- [SET TASK]
Scan the lines below; pull out those with "probability".

- [DATA LISTING]

--- start ---

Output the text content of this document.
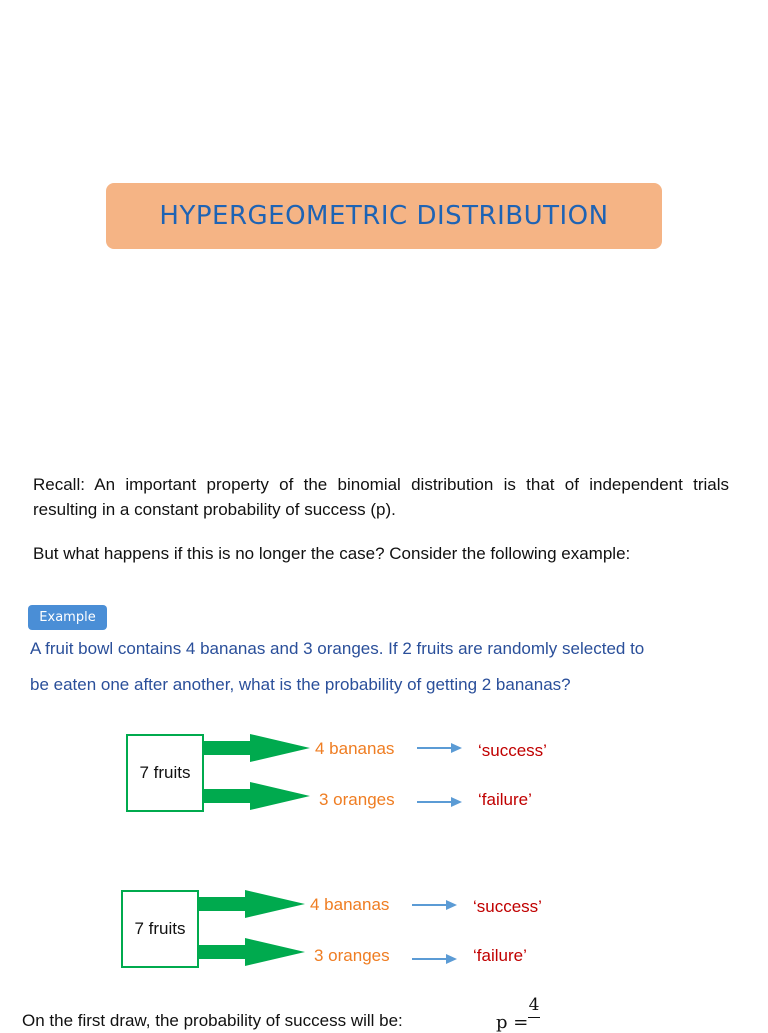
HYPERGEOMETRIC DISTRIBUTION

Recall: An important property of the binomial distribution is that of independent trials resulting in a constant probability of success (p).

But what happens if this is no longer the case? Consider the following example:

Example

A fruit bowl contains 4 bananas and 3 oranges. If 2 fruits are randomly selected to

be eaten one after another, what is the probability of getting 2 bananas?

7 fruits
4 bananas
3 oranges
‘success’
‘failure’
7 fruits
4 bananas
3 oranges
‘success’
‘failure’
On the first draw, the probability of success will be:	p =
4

--- end ---

- [SOLVED PROBLEM]
Recall: An important property of the binomial distribution is that of independent trials resulting in a constant probability of success (p).
be eaten one after another, what is the probability of getting 2 bananas?
On the first draw, the probability of success will be:	p =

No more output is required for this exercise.